[start]

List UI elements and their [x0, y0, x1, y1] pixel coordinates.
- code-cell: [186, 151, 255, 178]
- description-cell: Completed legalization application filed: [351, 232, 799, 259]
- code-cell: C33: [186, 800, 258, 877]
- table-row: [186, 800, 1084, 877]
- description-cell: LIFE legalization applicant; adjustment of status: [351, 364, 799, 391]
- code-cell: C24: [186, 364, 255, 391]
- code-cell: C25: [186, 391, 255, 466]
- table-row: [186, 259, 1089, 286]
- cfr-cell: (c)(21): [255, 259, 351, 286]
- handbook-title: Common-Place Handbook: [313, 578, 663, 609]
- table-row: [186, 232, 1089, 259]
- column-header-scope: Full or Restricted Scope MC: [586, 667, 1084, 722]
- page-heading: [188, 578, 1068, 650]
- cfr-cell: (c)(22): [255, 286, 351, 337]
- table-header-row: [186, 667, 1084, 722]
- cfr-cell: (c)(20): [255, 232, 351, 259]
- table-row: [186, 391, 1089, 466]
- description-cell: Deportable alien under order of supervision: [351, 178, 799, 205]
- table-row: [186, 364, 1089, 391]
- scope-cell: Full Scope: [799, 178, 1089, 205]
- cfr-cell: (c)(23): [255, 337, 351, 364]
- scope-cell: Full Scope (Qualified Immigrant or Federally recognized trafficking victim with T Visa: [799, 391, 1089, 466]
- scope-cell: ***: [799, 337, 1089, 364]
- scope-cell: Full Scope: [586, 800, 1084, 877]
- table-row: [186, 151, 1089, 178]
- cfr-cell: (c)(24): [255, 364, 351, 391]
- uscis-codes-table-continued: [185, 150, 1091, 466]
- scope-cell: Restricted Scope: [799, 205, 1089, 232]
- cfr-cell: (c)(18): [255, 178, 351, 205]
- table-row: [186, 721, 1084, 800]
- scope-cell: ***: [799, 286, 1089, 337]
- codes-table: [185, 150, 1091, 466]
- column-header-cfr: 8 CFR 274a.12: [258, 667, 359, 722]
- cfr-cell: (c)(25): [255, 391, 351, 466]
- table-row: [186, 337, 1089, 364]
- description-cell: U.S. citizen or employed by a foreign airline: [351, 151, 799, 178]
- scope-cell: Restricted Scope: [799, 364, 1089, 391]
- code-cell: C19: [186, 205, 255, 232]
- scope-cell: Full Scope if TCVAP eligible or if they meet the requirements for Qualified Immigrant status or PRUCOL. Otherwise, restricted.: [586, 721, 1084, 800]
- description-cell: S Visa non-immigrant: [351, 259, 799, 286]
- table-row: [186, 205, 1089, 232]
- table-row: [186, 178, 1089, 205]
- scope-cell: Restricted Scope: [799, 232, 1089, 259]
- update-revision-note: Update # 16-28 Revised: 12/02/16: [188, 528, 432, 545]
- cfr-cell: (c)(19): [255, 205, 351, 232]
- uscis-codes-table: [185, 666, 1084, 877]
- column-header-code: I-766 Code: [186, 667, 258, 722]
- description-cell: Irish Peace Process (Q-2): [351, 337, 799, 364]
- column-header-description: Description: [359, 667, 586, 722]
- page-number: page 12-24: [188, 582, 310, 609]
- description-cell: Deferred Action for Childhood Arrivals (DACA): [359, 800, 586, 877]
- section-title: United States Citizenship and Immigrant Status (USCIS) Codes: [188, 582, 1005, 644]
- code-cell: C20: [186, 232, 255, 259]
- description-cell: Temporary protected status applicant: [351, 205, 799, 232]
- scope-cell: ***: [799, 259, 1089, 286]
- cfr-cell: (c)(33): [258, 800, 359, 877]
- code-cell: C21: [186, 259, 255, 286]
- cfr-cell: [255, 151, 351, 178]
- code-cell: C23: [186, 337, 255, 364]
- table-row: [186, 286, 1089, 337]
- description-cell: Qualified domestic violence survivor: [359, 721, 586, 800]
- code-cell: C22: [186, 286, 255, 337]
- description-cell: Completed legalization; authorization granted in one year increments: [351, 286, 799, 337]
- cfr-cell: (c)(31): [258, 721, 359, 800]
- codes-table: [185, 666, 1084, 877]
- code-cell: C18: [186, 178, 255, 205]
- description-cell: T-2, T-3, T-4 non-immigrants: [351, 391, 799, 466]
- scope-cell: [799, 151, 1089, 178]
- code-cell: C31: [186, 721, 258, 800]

[end]

Would you quote the data above word for word, reproducing every line without any change?

## Full output
List UI elements and their [x0, y0, x1, y1] pixel coordinates.
- code-cell: [186, 151, 255, 178]
- description-cell: Completed legalization application filed: [351, 232, 799, 259]
- code-cell: C33: [186, 800, 258, 877]
- table-row: [186, 800, 1084, 877]
- description-cell: LIFE legalization applicant; adjustment of status: [351, 364, 799, 391]
- code-cell: C24: [186, 364, 255, 391]
- code-cell: C25: [186, 391, 255, 466]
- table-row: [186, 259, 1089, 286]
- cfr-cell: (c)(21): [255, 259, 351, 286]
- handbook-title: Common-Place Handbook: [313, 578, 663, 609]
- table-row: [186, 232, 1089, 259]
- column-header-scope: Full or Restricted Scope MC: [586, 667, 1084, 722]
- page-heading: [188, 578, 1068, 650]
- cfr-cell: (c)(22): [255, 286, 351, 337]
- table-header-row: [186, 667, 1084, 722]
- cfr-cell: (c)(20): [255, 232, 351, 259]
- table-row: [186, 391, 1089, 466]
- description-cell: Deportable alien under order of supervision: [351, 178, 799, 205]
- table-row: [186, 364, 1089, 391]
- scope-cell: Full Scope: [799, 178, 1089, 205]
- cfr-cell: (c)(23): [255, 337, 351, 364]
- scope-cell: Full Scope (Qualified Immigrant or Federally recognized trafficking victim with T Visa: [799, 391, 1089, 466]
- scope-cell: ***: [799, 337, 1089, 364]
- scope-cell: Full Scope: [586, 800, 1084, 877]
- table-row: [186, 151, 1089, 178]
- cfr-cell: (c)(24): [255, 364, 351, 391]
- uscis-codes-table-continued: [185, 150, 1091, 466]
- scope-cell: Restricted Scope: [799, 205, 1089, 232]
- cfr-cell: (c)(18): [255, 178, 351, 205]
- table-row: [186, 721, 1084, 800]
- scope-cell: ***: [799, 286, 1089, 337]
- codes-table: [185, 150, 1091, 466]
- column-header-cfr: 8 CFR 274a.12: [258, 667, 359, 722]
- cfr-cell: (c)(25): [255, 391, 351, 466]
- table-row: [186, 337, 1089, 364]
- description-cell: U.S. citizen or employed by a foreign airline: [351, 151, 799, 178]
- scope-cell: Restricted Scope: [799, 364, 1089, 391]
- code-cell: C19: [186, 205, 255, 232]
- scope-cell: Full Scope if TCVAP eligible or if they meet the requirements for Qualified Immigrant status or PRUCOL. Otherwise, restricted.: [586, 721, 1084, 800]
- description-cell: S Visa non-immigrant: [351, 259, 799, 286]
- table-row: [186, 205, 1089, 232]
- table-row: [186, 178, 1089, 205]
- scope-cell: Restricted Scope: [799, 232, 1089, 259]
- update-revision-note: Update # 16-28 Revised: 12/02/16: [188, 528, 432, 545]
- cfr-cell: (c)(19): [255, 205, 351, 232]
- uscis-codes-table: [185, 666, 1084, 877]
- column-header-code: I-766 Code: [186, 667, 258, 722]
- description-cell: Irish Peace Process (Q-2): [351, 337, 799, 364]
- column-header-description: Description: [359, 667, 586, 722]
- page-number: page 12-24: [188, 582, 310, 609]
- description-cell: Deferred Action for Childhood Arrivals (DACA): [359, 800, 586, 877]
- section-title: United States Citizenship and Immigrant Status (USCIS) Codes: [188, 582, 1005, 644]
- code-cell: C20: [186, 232, 255, 259]
- description-cell: Temporary protected status applicant: [351, 205, 799, 232]
- scope-cell: ***: [799, 259, 1089, 286]
- cfr-cell: (c)(33): [258, 800, 359, 877]
- code-cell: C21: [186, 259, 255, 286]
- cfr-cell: [255, 151, 351, 178]
- code-cell: C23: [186, 337, 255, 364]
- table-row: [186, 286, 1089, 337]
- description-cell: Qualified domestic violence survivor: [359, 721, 586, 800]
- code-cell: C22: [186, 286, 255, 337]
- description-cell: Completed legalization; authorization granted in one year increments: [351, 286, 799, 337]
- cfr-cell: (c)(31): [258, 721, 359, 800]
- codes-table: [185, 666, 1084, 877]
- code-cell: C18: [186, 178, 255, 205]
- description-cell: T-2, T-3, T-4 non-immigrants: [351, 391, 799, 466]
- scope-cell: [799, 151, 1089, 178]
- code-cell: C31: [186, 721, 258, 800]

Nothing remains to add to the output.